Your objective —
Copy out all of the data exactly as it appears.

[Stored data entries]
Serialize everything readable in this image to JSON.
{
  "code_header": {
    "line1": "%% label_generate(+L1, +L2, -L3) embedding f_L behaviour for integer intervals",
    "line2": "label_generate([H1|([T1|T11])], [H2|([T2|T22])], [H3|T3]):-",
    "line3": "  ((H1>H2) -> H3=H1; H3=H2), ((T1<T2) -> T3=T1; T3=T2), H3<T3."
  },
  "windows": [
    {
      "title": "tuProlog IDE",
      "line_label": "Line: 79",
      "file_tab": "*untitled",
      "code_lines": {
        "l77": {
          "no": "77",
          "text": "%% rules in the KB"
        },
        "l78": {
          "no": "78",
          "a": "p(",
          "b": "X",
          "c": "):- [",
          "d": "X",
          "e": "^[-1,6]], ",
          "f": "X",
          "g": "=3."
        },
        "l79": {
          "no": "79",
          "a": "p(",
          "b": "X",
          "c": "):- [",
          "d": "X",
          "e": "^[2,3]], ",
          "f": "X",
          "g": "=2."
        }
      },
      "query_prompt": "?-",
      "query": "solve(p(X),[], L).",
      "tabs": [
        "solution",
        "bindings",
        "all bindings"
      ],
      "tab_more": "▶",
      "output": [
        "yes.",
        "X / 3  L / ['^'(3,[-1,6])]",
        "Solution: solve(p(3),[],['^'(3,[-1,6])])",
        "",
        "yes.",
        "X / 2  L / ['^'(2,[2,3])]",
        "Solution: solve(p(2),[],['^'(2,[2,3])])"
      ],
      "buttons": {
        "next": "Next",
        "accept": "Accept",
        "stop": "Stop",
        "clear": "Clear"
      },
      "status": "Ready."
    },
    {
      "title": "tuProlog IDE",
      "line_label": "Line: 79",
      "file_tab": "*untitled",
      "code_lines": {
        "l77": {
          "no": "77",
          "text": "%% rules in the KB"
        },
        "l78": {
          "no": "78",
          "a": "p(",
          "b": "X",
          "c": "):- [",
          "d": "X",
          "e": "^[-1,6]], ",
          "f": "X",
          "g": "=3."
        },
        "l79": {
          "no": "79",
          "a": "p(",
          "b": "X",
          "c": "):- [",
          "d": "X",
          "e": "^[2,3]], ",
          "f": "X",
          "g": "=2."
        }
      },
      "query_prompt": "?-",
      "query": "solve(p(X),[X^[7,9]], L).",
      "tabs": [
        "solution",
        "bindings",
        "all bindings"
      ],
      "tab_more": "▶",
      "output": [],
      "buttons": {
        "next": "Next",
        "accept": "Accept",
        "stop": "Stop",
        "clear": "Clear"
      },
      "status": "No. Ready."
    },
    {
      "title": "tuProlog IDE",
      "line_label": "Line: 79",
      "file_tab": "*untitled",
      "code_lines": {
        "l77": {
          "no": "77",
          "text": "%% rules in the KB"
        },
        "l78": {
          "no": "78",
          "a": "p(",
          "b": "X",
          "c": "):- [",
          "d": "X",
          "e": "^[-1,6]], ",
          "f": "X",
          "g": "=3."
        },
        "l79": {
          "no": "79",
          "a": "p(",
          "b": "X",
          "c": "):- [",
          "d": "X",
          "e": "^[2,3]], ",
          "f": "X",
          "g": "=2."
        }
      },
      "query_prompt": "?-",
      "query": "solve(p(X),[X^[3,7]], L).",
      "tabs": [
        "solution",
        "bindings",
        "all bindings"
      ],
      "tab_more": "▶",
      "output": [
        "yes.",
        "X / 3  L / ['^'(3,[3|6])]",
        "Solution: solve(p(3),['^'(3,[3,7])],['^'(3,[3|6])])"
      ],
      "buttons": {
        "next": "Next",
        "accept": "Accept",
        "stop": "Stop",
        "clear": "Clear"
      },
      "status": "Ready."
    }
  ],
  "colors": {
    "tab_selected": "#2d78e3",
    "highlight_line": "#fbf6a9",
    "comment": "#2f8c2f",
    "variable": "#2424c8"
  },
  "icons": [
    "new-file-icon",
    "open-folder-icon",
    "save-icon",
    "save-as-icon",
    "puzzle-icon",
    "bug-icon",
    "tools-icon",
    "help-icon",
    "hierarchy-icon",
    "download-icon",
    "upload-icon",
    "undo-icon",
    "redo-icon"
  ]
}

Result of the task —
Serialize everything readable in this image to JSON.
{
  "code_header": {
    "line1": "%% label_generate(+L1, +L2, -L3) embedding f_L behaviour for integer intervals",
    "line2": "label_generate([H1|([T1|T11])], [H2|([T2|T22])], [H3|T3]):-",
    "line3": "  ((H1>H2) -> H3=H1; H3=H2), ((T1<T2) -> T3=T1; T3=T2), H3<T3."
  },
  "windows": [
    {
      "title": "tuProlog IDE",
      "line_label": "Line: 79",
      "file_tab": "*untitled",
      "code_lines": {
        "l77": {
          "no": "77",
          "text": "%% rules in the KB"
        },
        "l78": {
          "no": "78",
          "a": "p(",
          "b": "X",
          "c": "):- [",
          "d": "X",
          "e": "^[-1,6]], ",
          "f": "X",
          "g": "=3."
        },
        "l79": {
          "no": "79",
          "a": "p(",
          "b": "X",
          "c": "):- [",
          "d": "X",
          "e": "^[2,3]], ",
          "f": "X",
          "g": "=2."
        }
      },
      "query_prompt": "?-",
      "query": "solve(p(X),[], L).",
      "tabs": [
        "solution",
        "bindings",
        "all bindings"
      ],
      "tab_more": "▶",
      "output": [
        "yes.",
        "X / 3  L / ['^'(3,[-1,6])]",
        "Solution: solve(p(3),[],['^'(3,[-1,6])])",
        "",
        "yes.",
        "X / 2  L / ['^'(2,[2,3])]",
        "Solution: solve(p(2),[],['^'(2,[2,3])])"
      ],
      "buttons": {
        "next": "Next",
        "accept": "Accept",
        "stop": "Stop",
        "clear": "Clear"
      },
      "status": "Ready."
    },
    {
      "title": "tuProlog IDE",
      "line_label": "Line: 79",
      "file_tab": "*untitled",
      "code_lines": {
        "l77": {
          "no": "77",
          "text": "%% rules in the KB"
        },
        "l78": {
          "no": "78",
          "a": "p(",
          "b": "X",
          "c": "):- [",
          "d": "X",
          "e": "^[-1,6]], ",
          "f": "X",
          "g": "=3."
        },
        "l79": {
          "no": "79",
          "a": "p(",
          "b": "X",
          "c": "):- [",
          "d": "X",
          "e": "^[2,3]], ",
          "f": "X",
          "g": "=2."
        }
      },
      "query_prompt": "?-",
      "query": "solve(p(X),[X^[7,9]], L).",
      "tabs": [
        "solution",
        "bindings",
        "all bindings"
      ],
      "tab_more": "▶",
      "output": [],
      "buttons": {
        "next": "Next",
        "accept": "Accept",
        "stop": "Stop",
        "clear": "Clear"
      },
      "status": "No. Ready."
    },
    {
      "title": "tuProlog IDE",
      "line_label": "Line: 79",
      "file_tab": "*untitled",
      "code_lines": {
        "l77": {
          "no": "77",
          "text": "%% rules in the KB"
        },
        "l78": {
          "no": "78",
          "a": "p(",
          "b": "X",
          "c": "):- [",
          "d": "X",
          "e": "^[-1,6]], ",
          "f": "X",
          "g": "=3."
        },
        "l79": {
          "no": "79",
          "a": "p(",
          "b": "X",
          "c": "):- [",
          "d": "X",
          "e": "^[2,3]], ",
          "f": "X",
          "g": "=2."
        }
      },
      "query_prompt": "?-",
      "query": "solve(p(X),[X^[3,7]], L).",
      "tabs": [
        "solution",
        "bindings",
        "all bindings"
      ],
      "tab_more": "▶",
      "output": [
        "yes.",
        "X / 3  L / ['^'(3,[3|6])]",
        "Solution: solve(p(3),['^'(3,[3,7])],['^'(3,[3|6])])"
      ],
      "buttons": {
        "next": "Next",
        "accept": "Accept",
        "stop": "Stop",
        "clear": "Clear"
      },
      "status": "Ready."
    }
  ],
  "colors": {
    "tab_selected": "#2d78e3",
    "highlight_line": "#fbf6a9",
    "comment": "#2f8c2f",
    "variable": "#2424c8"
  },
  "icons": [
    "new-file-icon",
    "open-folder-icon",
    "save-icon",
    "save-as-icon",
    "puzzle-icon",
    "bug-icon",
    "tools-icon",
    "help-icon",
    "hierarchy-icon",
    "download-icon",
    "upload-icon",
    "undo-icon",
    "redo-icon"
  ]
}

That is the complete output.